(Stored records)
^^^^

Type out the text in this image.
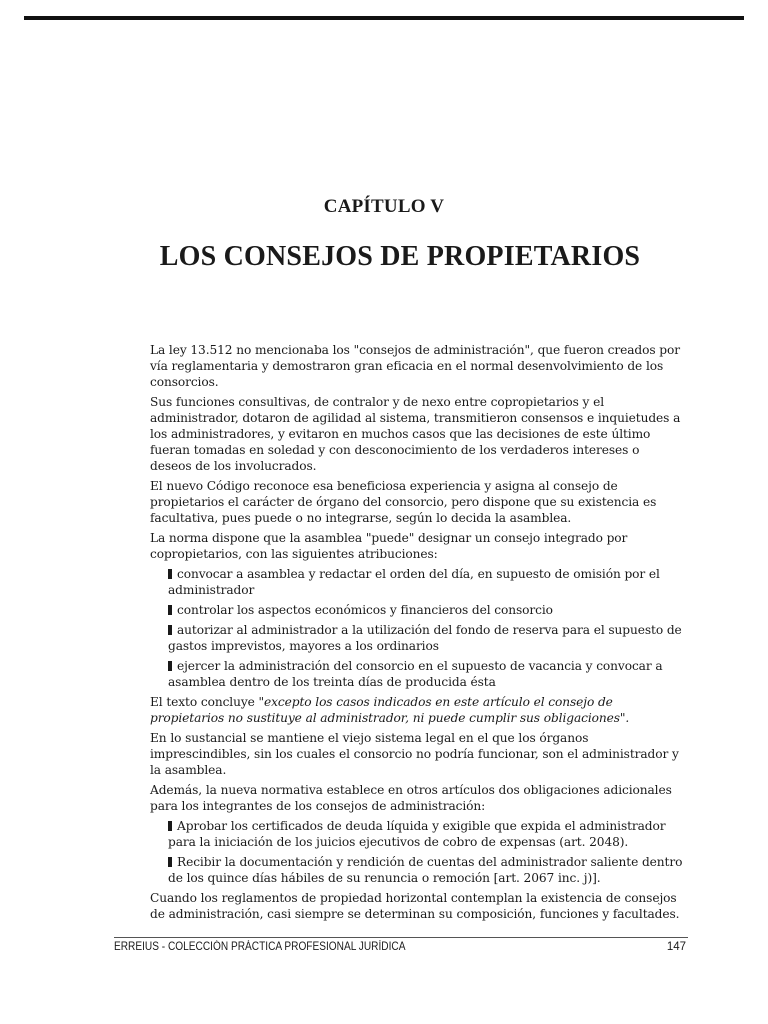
CAPÍTULO V
LOS CONSEJOS DE PROPIETARIOS

La ley 13.512 no mencionaba los "consejos de administración", que fueron creados por vía reglamentaria y demostraron gran eficacia en el normal desenvolvimiento de los consorcios.

Sus funciones consultivas, de contralor y de nexo entre copropietarios y el administrador, dotaron de agilidad al sistema, transmitieron consensos e inquietudes a los administradores, y evitaron en muchos casos que las decisiones de este último fueran tomadas en soledad y con desconocimiento de los verdaderos intereses o deseos de los involucrados.

El nuevo Código reconoce esa beneficiosa experiencia y asigna al consejo de propietarios el carácter de órgano del consorcio, pero dispone que su existencia es facultativa, pues puede o no integrarse, según lo decida la asamblea.

La norma dispone que la asamblea "puede" designar un consejo integrado por copropietarios, con las siguientes atribuciones:

convocar a asamblea y redactar el orden del día, en supuesto de omisión por el administrador
controlar los aspectos económicos y financieros del consorcio
autorizar al administrador a la utilización del fondo de reserva para el supuesto de gastos imprevistos, mayores a los ordinarios
ejercer la administración del consorcio en el supuesto de vacancia y convocar a asamblea dentro de los treinta días de producida ésta

El texto concluye "excepto los casos indicados en este artículo el consejo de propietarios no sustituye al administrador, ni puede cumplir sus obligaciones".

En lo sustancial se mantiene el viejo sistema legal en el que los órganos imprescindibles, sin los cuales el consorcio no podría funcionar, son el administrador y la asamblea.

Además, la nueva normativa establece en otros artículos dos obligaciones adicionales para los integrantes de los consejos de administración:

Aprobar los certificados de deuda líquida y exigible que expida el administrador para la iniciación de los juicios ejecutivos de cobro de expensas (art. 2048).
Recibir la documentación y rendición de cuentas del administrador saliente dentro de los quince días hábiles de su renuncia o remoción [art. 2067 inc. j)].

Cuando los reglamentos de propiedad horizontal contemplan la existencia de consejos de administración, casi siempre se determinan su composición, funciones y facultades.

ERREIUS - COLECCIÓN PRÁCTICA PROFESIONAL JURÍDICA	147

^^^^

_GIVEN REQUEST_
Quote the records in their entirety, keeping the wording exact and excluding pictures.

_FINISHED ANSWER_
Type out the text in this image.
CAPÍTULO V
LOS CONSEJOS DE PROPIETARIOS

La ley 13.512 no mencionaba los "consejos de administración", que fueron creados por vía reglamentaria y demostraron gran eficacia en el normal desenvolvimiento de los consorcios.

Sus funciones consultivas, de contralor y de nexo entre copropietarios y el administrador, dotaron de agilidad al sistema, transmitieron consensos e inquietudes a los administradores, y evitaron en muchos casos que las decisiones de este último fueran tomadas en soledad y con desconocimiento de los verdaderos intereses o deseos de los involucrados.

El nuevo Código reconoce esa beneficiosa experiencia y asigna al consejo de propietarios el carácter de órgano del consorcio, pero dispone que su existencia es facultativa, pues puede o no integrarse, según lo decida la asamblea.

La norma dispone que la asamblea "puede" designar un consejo integrado por copropietarios, con las siguientes atribuciones:

convocar a asamblea y redactar el orden del día, en supuesto de omisión por el administrador
controlar los aspectos económicos y financieros del consorcio
autorizar al administrador a la utilización del fondo de reserva para el supuesto de gastos imprevistos, mayores a los ordinarios
ejercer la administración del consorcio en el supuesto de vacancia y convocar a asamblea dentro de los treinta días de producida ésta

El texto concluye "excepto los casos indicados en este artículo el consejo de propietarios no sustituye al administrador, ni puede cumplir sus obligaciones".

En lo sustancial se mantiene el viejo sistema legal en el que los órganos imprescindibles, sin los cuales el consorcio no podría funcionar, son el administrador y la asamblea.

Además, la nueva normativa establece en otros artículos dos obligaciones adicionales para los integrantes de los consejos de administración:

Aprobar los certificados de deuda líquida y exigible que expida el administrador para la iniciación de los juicios ejecutivos de cobro de expensas (art. 2048).
Recibir la documentación y rendición de cuentas del administrador saliente dentro de los quince días hábiles de su renuncia o remoción [art. 2067 inc. j)].

Cuando los reglamentos de propiedad horizontal contemplan la existencia de consejos de administración, casi siempre se determinan su composición, funciones y facultades.

ERREIUS - COLECCIÓN PRÁCTICA PROFESIONAL JURÍDICA	147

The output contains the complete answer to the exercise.